## Start WORKING DATA

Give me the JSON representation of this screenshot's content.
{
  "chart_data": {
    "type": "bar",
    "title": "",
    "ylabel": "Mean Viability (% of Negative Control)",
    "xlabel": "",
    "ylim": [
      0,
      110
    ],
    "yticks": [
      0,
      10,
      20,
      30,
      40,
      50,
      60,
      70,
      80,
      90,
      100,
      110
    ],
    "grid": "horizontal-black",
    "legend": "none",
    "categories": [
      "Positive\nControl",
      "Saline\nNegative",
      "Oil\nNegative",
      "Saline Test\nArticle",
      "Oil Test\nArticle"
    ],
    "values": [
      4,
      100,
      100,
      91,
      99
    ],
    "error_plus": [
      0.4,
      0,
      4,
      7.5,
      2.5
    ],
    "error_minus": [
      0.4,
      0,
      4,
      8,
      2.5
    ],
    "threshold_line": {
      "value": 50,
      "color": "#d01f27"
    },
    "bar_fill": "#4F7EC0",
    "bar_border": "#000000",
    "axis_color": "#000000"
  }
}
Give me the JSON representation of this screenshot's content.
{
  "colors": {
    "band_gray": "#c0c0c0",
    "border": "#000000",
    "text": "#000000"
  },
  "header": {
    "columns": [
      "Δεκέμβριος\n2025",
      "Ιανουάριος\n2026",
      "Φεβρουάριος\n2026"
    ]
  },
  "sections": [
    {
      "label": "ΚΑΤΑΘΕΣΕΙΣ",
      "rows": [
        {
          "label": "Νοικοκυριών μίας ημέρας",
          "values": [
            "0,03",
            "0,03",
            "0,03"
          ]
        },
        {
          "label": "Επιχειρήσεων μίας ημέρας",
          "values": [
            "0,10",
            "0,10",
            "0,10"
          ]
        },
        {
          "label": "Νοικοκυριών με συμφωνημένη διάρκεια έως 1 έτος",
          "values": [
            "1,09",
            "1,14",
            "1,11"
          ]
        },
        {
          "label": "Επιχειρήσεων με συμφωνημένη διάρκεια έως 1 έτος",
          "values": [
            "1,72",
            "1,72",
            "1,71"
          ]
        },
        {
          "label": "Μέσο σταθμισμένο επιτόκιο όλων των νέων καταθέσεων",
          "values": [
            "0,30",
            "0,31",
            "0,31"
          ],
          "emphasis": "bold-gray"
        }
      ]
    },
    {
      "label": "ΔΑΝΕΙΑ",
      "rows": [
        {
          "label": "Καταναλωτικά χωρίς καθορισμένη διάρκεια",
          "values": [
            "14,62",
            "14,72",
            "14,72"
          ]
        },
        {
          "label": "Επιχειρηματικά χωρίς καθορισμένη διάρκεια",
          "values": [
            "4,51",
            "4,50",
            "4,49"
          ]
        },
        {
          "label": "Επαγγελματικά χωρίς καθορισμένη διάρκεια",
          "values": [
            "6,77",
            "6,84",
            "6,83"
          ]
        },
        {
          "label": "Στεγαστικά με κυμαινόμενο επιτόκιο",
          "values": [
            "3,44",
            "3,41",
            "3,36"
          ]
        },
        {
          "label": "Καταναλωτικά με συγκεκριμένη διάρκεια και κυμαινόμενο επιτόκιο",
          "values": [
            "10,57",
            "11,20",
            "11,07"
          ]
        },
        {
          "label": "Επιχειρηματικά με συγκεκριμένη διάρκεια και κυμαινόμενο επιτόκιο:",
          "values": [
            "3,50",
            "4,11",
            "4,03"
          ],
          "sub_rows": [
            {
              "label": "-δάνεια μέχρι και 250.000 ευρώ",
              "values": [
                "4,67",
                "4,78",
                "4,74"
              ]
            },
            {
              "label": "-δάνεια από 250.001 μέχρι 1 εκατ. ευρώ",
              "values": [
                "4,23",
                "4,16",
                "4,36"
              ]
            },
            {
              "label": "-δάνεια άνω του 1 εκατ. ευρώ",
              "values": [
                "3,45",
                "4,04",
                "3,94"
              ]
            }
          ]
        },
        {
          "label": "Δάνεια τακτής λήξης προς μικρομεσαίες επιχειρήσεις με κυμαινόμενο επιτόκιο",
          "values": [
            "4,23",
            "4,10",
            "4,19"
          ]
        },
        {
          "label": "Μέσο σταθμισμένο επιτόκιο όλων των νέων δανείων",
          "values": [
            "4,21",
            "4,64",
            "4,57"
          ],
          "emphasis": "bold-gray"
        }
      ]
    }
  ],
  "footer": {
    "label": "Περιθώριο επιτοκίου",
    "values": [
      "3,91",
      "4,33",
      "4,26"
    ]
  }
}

## End WORKING DATA

INSTRUCTIONS TO FOLLOW :: All of the records must be repeated exactly.

IN RESPONSE ::
Give me the JSON representation of this screenshot's content.
{
  "chart_data": {
    "type": "bar",
    "title": "",
    "ylabel": "Mean Viability (% of Negative Control)",
    "xlabel": "",
    "ylim": [
      0,
      110
    ],
    "yticks": [
      0,
      10,
      20,
      30,
      40,
      50,
      60,
      70,
      80,
      90,
      100,
      110
    ],
    "grid": "horizontal-black",
    "legend": "none",
    "categories": [
      "Positive\nControl",
      "Saline\nNegative",
      "Oil\nNegative",
      "Saline Test\nArticle",
      "Oil Test\nArticle"
    ],
    "values": [
      4,
      100,
      100,
      91,
      99
    ],
    "error_plus": [
      0.4,
      0,
      4,
      7.5,
      2.5
    ],
    "error_minus": [
      0.4,
      0,
      4,
      8,
      2.5
    ],
    "threshold_line": {
      "value": 50,
      "color": "#d01f27"
    },
    "bar_fill": "#4F7EC0",
    "bar_border": "#000000",
    "axis_color": "#000000"
  }
}
Give me the JSON representation of this screenshot's content.
{
  "colors": {
    "band_gray": "#c0c0c0",
    "border": "#000000",
    "text": "#000000"
  },
  "header": {
    "columns": [
      "Δεκέμβριος\n2025",
      "Ιανουάριος\n2026",
      "Φεβρουάριος\n2026"
    ]
  },
  "sections": [
    {
      "label": "ΚΑΤΑΘΕΣΕΙΣ",
      "rows": [
        {
          "label": "Νοικοκυριών μίας ημέρας",
          "values": [
            "0,03",
            "0,03",
            "0,03"
          ]
        },
        {
          "label": "Επιχειρήσεων μίας ημέρας",
          "values": [
            "0,10",
            "0,10",
            "0,10"
          ]
        },
        {
          "label": "Νοικοκυριών με συμφωνημένη διάρκεια έως 1 έτος",
          "values": [
            "1,09",
            "1,14",
            "1,11"
          ]
        },
        {
          "label": "Επιχειρήσεων με συμφωνημένη διάρκεια έως 1 έτος",
          "values": [
            "1,72",
            "1,72",
            "1,71"
          ]
        },
        {
          "label": "Μέσο σταθμισμένο επιτόκιο όλων των νέων καταθέσεων",
          "values": [
            "0,30",
            "0,31",
            "0,31"
          ],
          "emphasis": "bold-gray"
        }
      ]
    },
    {
      "label": "ΔΑΝΕΙΑ",
      "rows": [
        {
          "label": "Καταναλωτικά χωρίς καθορισμένη διάρκεια",
          "values": [
            "14,62",
            "14,72",
            "14,72"
          ]
        },
        {
          "label": "Επιχειρηματικά χωρίς καθορισμένη διάρκεια",
          "values": [
            "4,51",
            "4,50",
            "4,49"
          ]
        },
        {
          "label": "Επαγγελματικά χωρίς καθορισμένη διάρκεια",
          "values": [
            "6,77",
            "6,84",
            "6,83"
          ]
        },
        {
          "label": "Στεγαστικά με κυμαινόμενο επιτόκιο",
          "values": [
            "3,44",
            "3,41",
            "3,36"
          ]
        },
        {
          "label": "Καταναλωτικά με συγκεκριμένη διάρκεια και κυμαινόμενο επιτόκιο",
          "values": [
            "10,57",
            "11,20",
            "11,07"
          ]
        },
        {
          "label": "Επιχειρηματικά με συγκεκριμένη διάρκεια και κυμαινόμενο επιτόκιο:",
          "values": [
            "3,50",
            "4,11",
            "4,03"
          ],
          "sub_rows": [
            {
              "label": "-δάνεια μέχρι και 250.000 ευρώ",
              "values": [
                "4,67",
                "4,78",
                "4,74"
              ]
            },
            {
              "label": "-δάνεια από 250.001 μέχρι 1 εκατ. ευρώ",
              "values": [
                "4,23",
                "4,16",
                "4,36"
              ]
            },
            {
              "label": "-δάνεια άνω του 1 εκατ. ευρώ",
              "values": [
                "3,45",
                "4,04",
                "3,94"
              ]
            }
          ]
        },
        {
          "label": "Δάνεια τακτής λήξης προς μικρομεσαίες επιχειρήσεις με κυμαινόμενο επιτόκιο",
          "values": [
            "4,23",
            "4,10",
            "4,19"
          ]
        },
        {
          "label": "Μέσο σταθμισμένο επιτόκιο όλων των νέων δανείων",
          "values": [
            "4,21",
            "4,64",
            "4,57"
          ],
          "emphasis": "bold-gray"
        }
      ]
    }
  ],
  "footer": {
    "label": "Περιθώριο επιτοκίου",
    "values": [
      "3,91",
      "4,33",
      "4,26"
    ]
  }
}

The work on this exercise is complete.